--- begin ---
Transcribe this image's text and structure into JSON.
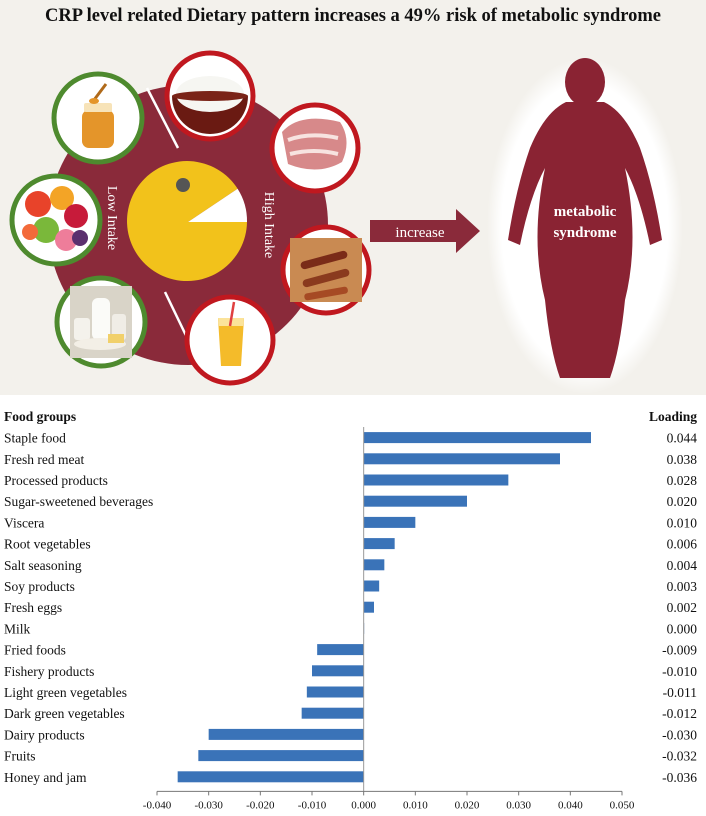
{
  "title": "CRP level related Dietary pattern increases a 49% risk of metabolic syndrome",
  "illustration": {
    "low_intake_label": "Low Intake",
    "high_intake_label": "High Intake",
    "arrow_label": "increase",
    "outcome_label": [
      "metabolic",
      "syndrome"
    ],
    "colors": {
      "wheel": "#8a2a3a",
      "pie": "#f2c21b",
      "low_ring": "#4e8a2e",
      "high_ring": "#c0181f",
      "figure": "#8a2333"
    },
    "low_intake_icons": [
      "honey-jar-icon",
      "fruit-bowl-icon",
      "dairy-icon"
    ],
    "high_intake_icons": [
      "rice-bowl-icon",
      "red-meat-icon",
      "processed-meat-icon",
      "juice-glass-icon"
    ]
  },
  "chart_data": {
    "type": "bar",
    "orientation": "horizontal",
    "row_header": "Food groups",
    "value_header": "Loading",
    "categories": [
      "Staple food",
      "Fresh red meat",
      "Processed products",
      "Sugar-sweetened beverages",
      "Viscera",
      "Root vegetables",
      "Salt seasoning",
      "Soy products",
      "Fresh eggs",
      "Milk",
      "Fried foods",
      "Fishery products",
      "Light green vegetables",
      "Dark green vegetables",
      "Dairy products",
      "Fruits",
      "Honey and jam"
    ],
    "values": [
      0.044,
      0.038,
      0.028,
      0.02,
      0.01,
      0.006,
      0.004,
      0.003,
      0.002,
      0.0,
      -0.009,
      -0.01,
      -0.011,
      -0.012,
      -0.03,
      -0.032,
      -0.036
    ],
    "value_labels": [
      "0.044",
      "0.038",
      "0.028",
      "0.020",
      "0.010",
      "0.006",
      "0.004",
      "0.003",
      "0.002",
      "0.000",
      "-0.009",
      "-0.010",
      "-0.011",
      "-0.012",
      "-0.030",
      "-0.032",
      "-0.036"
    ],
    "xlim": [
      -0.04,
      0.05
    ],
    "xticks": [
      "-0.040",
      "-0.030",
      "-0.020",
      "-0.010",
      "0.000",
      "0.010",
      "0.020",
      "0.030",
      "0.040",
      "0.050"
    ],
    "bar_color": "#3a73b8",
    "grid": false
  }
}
--- end ---
--- begin ---
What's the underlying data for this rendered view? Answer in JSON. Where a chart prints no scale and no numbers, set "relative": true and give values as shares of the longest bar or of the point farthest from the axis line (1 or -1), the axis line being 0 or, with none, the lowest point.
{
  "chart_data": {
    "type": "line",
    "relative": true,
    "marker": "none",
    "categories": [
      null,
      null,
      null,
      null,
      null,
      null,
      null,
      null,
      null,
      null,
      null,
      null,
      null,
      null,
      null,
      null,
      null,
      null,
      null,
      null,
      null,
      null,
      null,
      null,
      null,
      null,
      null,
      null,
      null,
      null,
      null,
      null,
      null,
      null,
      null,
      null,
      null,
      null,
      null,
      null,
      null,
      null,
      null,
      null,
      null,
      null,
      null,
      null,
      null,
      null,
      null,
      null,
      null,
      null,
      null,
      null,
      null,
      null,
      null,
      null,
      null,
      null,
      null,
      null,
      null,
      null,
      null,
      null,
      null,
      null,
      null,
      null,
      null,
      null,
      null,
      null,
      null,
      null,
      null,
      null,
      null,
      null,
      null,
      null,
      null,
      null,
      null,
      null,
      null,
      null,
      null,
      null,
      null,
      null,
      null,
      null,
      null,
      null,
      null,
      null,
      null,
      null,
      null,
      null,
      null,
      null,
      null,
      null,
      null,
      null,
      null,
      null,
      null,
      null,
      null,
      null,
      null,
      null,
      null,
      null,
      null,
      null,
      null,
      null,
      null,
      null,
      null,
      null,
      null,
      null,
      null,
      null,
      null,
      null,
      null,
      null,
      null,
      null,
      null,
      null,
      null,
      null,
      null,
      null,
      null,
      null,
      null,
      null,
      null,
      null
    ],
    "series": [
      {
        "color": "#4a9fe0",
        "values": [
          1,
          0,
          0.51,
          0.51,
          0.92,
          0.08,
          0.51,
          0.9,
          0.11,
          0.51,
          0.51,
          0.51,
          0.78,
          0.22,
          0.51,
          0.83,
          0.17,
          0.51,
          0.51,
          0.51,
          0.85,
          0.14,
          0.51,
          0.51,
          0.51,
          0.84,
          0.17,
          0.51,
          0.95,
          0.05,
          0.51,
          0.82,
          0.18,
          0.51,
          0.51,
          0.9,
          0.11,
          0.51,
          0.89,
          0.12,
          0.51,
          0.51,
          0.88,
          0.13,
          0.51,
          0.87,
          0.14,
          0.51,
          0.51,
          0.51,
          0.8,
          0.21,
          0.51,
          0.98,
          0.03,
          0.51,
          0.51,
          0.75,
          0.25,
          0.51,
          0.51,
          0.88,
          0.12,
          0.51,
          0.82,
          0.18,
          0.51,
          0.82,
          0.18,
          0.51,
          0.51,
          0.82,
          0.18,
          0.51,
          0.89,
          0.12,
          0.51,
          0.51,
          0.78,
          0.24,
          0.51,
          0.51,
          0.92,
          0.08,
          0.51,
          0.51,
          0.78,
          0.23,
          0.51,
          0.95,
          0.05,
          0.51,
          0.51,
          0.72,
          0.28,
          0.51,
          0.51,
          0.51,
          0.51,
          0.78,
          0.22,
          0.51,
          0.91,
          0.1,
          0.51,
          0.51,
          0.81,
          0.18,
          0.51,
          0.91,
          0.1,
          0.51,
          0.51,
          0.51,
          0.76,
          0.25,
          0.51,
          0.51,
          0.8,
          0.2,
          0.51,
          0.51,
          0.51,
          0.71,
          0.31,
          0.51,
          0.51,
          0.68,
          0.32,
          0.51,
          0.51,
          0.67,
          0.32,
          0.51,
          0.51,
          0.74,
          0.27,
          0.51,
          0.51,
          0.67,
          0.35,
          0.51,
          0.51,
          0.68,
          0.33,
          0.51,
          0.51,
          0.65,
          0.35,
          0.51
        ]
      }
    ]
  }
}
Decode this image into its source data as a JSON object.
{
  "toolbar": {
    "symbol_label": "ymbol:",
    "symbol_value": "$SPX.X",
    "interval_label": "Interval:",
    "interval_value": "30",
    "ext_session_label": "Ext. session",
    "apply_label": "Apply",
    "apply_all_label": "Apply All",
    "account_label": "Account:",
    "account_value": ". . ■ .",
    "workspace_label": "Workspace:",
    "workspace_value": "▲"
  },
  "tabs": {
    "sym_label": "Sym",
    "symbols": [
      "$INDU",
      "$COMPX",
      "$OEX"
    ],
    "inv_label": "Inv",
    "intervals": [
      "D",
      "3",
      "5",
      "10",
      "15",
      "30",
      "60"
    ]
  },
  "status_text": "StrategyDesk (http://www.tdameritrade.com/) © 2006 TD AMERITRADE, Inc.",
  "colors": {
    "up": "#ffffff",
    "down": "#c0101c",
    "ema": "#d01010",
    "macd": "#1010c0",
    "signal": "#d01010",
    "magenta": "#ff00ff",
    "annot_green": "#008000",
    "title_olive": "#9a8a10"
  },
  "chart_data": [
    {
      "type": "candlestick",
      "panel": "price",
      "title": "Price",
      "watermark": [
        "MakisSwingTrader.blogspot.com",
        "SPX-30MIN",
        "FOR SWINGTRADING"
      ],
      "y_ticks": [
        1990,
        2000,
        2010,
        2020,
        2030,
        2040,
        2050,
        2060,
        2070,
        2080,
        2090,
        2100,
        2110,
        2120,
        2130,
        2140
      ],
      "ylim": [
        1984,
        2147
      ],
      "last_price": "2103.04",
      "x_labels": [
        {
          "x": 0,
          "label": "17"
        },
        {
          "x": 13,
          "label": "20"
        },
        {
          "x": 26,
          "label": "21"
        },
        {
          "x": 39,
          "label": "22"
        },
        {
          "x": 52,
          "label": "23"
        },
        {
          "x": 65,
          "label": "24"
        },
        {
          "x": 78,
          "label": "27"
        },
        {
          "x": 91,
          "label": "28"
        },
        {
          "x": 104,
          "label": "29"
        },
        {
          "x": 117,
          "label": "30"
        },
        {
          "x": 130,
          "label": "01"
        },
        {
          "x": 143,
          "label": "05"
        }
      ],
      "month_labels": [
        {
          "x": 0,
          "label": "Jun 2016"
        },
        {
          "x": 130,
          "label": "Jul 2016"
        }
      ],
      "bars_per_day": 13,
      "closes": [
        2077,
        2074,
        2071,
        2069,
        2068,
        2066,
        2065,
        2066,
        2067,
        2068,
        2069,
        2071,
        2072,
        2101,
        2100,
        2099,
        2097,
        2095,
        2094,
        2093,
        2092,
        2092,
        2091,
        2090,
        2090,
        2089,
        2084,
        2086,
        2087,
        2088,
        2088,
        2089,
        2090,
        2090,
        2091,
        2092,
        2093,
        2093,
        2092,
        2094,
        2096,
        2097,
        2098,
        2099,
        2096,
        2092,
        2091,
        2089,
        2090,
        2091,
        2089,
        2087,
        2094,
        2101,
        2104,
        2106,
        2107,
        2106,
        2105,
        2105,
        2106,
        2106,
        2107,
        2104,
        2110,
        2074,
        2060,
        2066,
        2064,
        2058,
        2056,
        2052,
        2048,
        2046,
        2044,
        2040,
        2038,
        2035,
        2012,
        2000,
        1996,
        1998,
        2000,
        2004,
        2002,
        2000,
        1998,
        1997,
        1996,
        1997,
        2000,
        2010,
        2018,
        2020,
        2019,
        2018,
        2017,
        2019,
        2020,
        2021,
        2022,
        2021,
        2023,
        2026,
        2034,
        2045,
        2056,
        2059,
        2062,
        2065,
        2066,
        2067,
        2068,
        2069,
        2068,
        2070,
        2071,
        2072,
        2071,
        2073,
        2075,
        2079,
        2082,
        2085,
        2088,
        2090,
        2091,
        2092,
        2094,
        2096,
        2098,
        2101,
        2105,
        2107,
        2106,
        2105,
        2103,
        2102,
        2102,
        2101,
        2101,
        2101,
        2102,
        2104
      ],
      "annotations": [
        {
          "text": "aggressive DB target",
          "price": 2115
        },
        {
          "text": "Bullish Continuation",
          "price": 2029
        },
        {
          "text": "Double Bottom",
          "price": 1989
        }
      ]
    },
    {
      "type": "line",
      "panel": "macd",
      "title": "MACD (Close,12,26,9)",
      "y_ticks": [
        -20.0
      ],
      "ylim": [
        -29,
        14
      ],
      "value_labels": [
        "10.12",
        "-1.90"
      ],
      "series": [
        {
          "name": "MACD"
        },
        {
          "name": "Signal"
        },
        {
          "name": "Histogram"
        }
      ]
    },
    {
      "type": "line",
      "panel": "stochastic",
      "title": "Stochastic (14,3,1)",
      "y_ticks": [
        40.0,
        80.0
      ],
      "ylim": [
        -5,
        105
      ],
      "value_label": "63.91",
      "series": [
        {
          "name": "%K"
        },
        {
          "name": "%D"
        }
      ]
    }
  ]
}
--- end ---
--- begin ---
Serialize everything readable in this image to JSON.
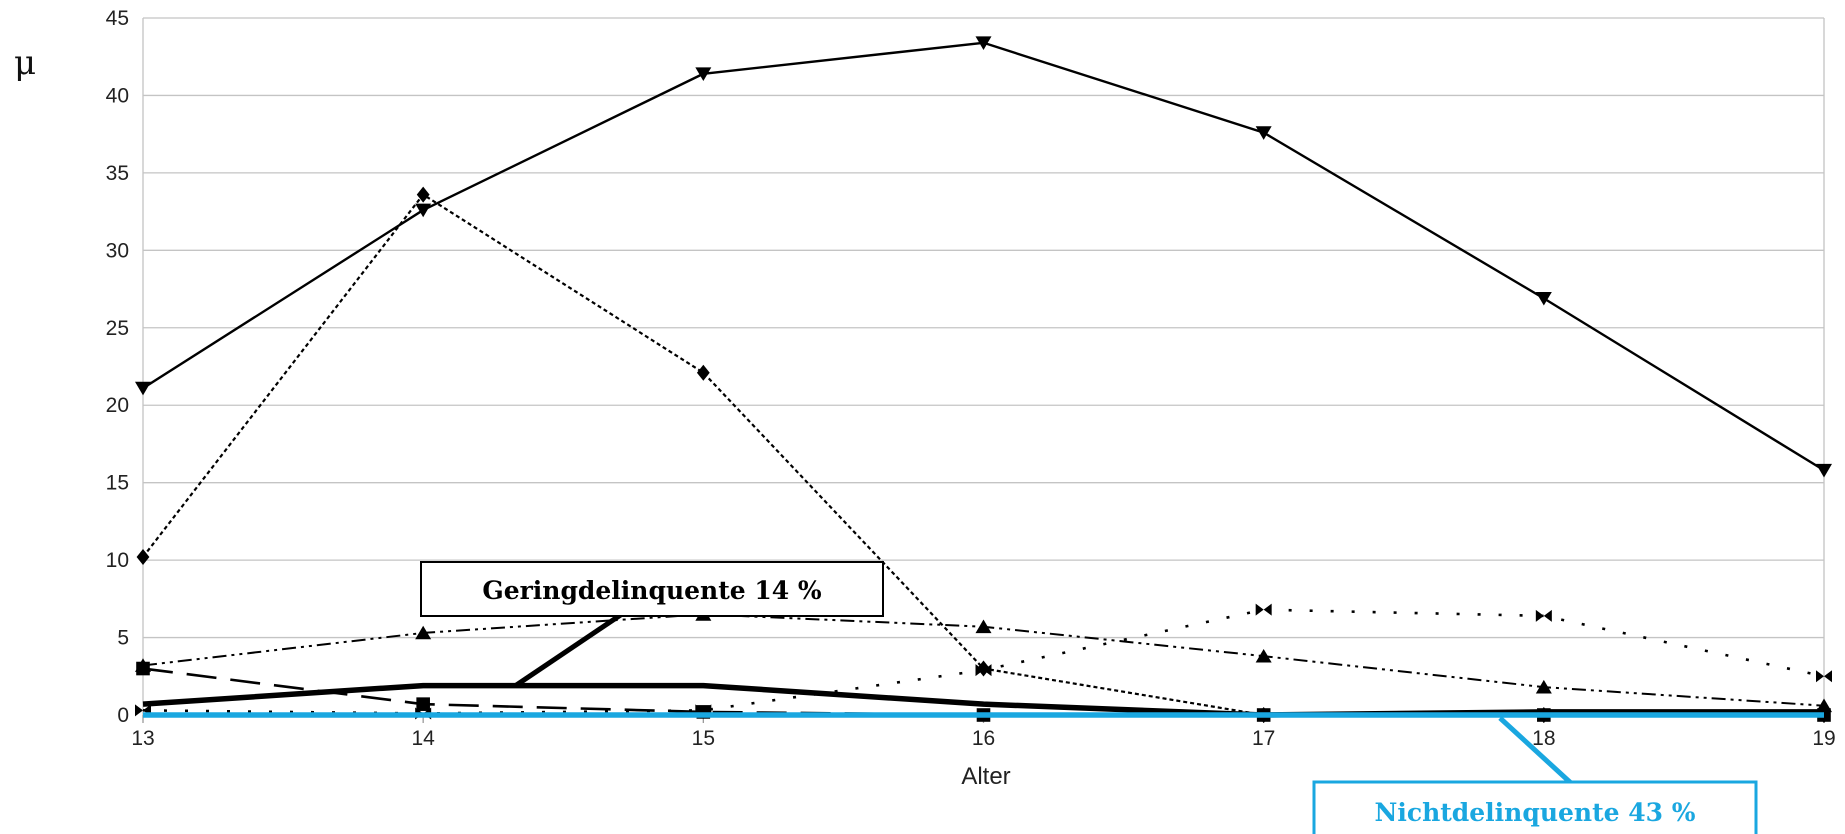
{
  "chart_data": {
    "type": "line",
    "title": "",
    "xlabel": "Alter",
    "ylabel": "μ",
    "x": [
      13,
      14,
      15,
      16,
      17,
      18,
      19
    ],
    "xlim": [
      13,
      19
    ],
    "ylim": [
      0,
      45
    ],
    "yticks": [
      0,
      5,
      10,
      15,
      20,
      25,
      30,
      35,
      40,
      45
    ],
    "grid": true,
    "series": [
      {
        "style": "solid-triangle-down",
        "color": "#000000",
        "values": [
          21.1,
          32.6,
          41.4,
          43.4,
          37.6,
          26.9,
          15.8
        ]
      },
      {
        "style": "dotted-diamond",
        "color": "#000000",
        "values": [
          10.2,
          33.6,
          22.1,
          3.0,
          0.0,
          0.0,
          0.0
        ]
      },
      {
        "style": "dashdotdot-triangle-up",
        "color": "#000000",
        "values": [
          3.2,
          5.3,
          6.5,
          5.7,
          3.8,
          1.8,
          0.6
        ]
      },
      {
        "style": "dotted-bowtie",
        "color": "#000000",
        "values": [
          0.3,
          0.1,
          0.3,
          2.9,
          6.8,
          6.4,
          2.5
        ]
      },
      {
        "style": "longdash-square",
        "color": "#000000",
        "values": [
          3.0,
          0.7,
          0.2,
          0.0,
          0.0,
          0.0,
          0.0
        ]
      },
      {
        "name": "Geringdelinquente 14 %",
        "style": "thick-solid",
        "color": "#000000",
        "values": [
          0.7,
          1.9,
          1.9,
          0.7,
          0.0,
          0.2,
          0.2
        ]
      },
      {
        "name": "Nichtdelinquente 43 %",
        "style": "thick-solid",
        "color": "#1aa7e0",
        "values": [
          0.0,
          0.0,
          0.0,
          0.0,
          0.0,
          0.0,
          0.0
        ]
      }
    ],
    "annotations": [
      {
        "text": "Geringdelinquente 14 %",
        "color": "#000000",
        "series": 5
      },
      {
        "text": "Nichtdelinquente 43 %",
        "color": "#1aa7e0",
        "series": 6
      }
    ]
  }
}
--- end ---
**Task statement:** From the entries above, extract each line containing "dotted".

**Result below:**
        "style": "dotted-diamond",
        "style": "dotted-bowtie",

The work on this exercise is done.